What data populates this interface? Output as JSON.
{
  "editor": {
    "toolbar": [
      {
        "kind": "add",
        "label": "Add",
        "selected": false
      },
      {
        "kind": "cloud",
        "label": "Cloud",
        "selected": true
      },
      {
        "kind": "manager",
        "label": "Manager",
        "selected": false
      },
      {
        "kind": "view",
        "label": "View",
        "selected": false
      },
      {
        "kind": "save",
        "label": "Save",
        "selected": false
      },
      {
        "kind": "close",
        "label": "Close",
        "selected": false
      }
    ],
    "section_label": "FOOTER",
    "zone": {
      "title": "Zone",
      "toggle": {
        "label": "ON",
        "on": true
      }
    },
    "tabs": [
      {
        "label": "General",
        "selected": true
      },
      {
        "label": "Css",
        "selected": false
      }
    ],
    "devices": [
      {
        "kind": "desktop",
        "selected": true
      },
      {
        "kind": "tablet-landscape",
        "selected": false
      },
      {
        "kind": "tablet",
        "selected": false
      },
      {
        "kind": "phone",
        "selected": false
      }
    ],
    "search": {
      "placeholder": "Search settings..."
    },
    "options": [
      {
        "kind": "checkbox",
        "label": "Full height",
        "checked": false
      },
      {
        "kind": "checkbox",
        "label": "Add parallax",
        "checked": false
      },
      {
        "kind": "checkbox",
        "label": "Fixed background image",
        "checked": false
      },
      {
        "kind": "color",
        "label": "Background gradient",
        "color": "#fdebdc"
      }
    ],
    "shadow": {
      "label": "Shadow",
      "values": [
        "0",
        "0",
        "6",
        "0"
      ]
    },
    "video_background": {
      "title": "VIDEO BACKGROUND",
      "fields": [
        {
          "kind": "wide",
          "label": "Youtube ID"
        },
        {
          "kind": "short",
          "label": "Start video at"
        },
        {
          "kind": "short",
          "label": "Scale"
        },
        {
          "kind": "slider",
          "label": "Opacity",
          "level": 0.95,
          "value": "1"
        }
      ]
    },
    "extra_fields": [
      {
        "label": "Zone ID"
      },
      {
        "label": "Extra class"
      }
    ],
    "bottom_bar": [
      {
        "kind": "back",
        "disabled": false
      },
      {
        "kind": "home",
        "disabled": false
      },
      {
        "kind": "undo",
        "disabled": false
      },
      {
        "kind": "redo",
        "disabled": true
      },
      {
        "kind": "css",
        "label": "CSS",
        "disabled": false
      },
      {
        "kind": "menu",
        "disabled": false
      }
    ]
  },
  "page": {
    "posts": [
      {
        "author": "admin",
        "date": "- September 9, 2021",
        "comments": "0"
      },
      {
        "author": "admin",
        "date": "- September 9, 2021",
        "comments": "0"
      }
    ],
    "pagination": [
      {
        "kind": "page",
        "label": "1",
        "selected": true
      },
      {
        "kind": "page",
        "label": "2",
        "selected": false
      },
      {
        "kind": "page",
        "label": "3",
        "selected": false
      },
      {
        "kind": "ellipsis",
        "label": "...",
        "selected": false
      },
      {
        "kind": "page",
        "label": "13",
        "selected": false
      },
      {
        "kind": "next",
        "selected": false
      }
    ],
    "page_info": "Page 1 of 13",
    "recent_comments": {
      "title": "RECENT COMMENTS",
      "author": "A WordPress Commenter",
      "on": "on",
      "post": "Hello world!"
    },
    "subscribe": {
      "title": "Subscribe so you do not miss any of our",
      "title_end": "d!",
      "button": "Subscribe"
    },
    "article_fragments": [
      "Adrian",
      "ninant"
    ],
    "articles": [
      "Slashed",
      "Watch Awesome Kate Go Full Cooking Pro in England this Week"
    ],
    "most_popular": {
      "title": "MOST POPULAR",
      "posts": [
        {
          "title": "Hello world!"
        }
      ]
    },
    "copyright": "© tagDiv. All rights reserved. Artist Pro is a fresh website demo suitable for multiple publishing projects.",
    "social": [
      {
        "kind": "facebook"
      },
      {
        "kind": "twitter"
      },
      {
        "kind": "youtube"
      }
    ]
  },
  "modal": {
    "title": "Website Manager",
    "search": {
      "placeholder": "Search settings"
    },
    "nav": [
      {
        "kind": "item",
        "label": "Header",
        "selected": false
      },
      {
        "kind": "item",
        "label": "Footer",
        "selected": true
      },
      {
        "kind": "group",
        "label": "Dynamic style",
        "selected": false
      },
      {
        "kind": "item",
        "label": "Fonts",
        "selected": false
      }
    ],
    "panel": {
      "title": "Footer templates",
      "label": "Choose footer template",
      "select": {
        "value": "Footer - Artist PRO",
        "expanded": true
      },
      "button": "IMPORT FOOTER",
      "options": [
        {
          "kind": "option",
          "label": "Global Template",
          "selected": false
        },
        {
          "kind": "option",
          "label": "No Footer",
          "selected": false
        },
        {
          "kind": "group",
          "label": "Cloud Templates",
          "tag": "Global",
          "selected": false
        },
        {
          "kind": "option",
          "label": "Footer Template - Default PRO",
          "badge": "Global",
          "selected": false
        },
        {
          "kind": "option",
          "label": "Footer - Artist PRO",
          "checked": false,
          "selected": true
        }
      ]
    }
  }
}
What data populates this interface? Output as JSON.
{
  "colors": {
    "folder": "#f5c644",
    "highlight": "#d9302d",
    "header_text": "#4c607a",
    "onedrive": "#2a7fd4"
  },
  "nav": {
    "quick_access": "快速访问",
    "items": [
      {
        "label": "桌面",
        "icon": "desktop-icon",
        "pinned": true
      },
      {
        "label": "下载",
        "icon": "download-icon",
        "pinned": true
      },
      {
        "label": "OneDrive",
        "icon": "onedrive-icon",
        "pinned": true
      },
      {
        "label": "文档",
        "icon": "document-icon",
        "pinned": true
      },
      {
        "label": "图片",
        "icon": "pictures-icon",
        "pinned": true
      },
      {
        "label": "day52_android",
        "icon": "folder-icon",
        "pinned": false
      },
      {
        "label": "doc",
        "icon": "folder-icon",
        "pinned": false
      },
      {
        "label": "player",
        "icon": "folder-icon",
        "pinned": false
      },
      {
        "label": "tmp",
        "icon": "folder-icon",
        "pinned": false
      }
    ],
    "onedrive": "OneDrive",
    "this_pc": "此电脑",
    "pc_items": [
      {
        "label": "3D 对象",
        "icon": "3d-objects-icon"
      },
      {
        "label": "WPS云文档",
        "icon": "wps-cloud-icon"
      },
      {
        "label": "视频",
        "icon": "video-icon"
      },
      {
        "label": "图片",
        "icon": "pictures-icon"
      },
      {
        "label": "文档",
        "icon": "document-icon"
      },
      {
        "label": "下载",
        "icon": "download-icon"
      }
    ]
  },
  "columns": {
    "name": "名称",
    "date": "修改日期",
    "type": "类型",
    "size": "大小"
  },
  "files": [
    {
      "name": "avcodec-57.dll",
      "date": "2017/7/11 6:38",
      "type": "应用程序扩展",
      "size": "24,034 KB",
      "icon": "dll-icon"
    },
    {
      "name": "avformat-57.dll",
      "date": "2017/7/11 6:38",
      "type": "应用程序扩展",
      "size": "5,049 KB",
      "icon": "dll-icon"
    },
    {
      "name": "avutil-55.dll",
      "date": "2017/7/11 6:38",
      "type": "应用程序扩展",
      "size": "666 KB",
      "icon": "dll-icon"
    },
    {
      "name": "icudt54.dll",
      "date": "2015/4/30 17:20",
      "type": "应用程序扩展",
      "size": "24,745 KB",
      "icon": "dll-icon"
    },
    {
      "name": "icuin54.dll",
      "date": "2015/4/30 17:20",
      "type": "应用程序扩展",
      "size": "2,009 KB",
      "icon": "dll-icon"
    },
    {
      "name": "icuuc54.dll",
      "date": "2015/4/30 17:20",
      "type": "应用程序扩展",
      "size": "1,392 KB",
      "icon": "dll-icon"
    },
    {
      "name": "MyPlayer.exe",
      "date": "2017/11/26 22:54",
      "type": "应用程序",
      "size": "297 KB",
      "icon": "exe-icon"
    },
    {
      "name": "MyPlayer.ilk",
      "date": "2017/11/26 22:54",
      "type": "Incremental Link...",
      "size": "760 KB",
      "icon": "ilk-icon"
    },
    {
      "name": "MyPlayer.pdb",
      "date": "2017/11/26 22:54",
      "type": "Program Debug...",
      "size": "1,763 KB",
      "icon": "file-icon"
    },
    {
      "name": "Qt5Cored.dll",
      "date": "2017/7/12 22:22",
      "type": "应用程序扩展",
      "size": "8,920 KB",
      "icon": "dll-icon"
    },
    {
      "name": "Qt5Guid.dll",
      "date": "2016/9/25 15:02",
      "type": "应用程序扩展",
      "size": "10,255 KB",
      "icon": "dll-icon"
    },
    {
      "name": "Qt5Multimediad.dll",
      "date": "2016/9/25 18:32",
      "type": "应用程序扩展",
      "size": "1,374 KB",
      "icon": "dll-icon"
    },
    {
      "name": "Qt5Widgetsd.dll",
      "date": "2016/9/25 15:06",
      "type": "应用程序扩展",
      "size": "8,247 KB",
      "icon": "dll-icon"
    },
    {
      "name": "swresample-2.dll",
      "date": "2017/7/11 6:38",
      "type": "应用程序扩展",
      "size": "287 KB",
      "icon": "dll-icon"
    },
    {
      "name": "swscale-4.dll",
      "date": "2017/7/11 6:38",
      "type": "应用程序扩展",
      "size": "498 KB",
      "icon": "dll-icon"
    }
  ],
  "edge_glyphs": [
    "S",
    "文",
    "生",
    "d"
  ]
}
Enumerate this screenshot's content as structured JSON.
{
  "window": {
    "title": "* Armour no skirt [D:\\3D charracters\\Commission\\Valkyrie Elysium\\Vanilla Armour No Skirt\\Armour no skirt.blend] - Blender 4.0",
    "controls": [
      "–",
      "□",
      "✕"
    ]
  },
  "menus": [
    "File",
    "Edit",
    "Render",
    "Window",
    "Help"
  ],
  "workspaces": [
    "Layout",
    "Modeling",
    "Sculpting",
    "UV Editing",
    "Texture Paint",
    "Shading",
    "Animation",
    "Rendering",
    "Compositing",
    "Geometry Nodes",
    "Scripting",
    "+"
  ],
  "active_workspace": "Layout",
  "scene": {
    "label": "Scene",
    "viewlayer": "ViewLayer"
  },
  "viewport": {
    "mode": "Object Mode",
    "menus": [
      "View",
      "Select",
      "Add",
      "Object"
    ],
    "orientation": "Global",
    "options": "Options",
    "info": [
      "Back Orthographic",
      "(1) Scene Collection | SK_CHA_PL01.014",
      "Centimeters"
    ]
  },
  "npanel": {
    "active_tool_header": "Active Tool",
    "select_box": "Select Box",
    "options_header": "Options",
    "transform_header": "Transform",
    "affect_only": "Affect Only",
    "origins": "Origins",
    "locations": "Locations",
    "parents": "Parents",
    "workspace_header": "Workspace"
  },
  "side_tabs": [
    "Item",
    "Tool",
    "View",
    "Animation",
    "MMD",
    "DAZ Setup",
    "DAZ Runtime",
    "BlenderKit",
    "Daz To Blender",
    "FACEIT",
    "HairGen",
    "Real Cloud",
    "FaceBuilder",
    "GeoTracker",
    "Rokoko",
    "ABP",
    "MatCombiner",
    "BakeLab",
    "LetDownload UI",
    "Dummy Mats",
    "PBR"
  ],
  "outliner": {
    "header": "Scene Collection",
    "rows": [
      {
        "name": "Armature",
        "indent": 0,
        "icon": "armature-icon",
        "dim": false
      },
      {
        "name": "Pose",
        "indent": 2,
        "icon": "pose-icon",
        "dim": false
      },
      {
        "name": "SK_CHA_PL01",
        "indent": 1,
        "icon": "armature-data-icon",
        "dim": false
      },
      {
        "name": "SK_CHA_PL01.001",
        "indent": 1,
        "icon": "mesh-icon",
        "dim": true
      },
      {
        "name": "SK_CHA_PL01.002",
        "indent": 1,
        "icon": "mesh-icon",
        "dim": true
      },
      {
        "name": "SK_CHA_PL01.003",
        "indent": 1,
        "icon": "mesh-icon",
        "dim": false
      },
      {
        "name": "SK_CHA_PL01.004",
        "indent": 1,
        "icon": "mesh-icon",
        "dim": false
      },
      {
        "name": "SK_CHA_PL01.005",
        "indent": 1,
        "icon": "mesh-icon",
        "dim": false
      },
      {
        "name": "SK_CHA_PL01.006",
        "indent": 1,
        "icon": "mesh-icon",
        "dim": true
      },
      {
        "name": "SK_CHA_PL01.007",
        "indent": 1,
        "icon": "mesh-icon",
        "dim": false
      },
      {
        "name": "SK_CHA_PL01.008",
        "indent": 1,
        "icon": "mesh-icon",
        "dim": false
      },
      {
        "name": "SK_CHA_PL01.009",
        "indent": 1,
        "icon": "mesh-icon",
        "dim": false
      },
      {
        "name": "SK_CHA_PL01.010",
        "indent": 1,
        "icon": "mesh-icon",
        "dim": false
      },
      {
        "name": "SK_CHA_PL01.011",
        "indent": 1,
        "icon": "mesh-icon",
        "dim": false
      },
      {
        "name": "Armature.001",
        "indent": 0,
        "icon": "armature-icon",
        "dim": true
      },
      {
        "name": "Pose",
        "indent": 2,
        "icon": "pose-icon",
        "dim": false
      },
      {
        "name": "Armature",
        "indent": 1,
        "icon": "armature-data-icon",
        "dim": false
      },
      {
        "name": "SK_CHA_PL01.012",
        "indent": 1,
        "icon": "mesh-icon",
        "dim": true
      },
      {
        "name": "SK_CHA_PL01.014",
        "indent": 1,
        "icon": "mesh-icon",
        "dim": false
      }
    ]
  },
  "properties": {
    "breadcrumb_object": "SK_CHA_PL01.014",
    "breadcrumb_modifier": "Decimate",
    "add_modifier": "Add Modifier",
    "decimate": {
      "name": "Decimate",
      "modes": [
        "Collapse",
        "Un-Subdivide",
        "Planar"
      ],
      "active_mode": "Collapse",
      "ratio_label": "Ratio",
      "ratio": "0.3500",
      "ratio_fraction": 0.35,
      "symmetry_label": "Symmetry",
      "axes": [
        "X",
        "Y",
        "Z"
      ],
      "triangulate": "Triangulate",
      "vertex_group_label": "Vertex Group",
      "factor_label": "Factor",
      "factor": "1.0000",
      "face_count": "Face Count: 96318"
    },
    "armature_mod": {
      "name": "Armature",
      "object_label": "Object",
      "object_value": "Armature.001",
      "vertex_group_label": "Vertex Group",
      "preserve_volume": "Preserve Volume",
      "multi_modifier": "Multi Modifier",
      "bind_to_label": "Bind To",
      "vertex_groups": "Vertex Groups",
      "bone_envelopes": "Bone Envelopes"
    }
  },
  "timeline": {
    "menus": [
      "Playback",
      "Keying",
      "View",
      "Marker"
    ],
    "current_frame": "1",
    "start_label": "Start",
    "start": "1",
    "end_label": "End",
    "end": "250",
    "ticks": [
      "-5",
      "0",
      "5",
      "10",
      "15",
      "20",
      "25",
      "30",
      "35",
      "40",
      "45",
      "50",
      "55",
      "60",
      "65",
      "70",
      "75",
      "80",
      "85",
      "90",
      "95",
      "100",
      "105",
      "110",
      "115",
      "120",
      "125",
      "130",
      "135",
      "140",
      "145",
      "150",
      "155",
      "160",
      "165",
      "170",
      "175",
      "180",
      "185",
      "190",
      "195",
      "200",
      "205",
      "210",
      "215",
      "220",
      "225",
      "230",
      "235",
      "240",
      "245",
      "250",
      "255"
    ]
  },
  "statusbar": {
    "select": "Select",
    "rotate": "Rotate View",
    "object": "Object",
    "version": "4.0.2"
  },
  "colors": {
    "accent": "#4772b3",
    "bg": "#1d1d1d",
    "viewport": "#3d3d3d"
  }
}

**Work to complete:**
Go through the records and gather the lines that hold "Global".

**Response for this exercise:**
          "label": "Global Template",
          "tag": "Global",
          "badge": "Global",
    "orientation": "Global",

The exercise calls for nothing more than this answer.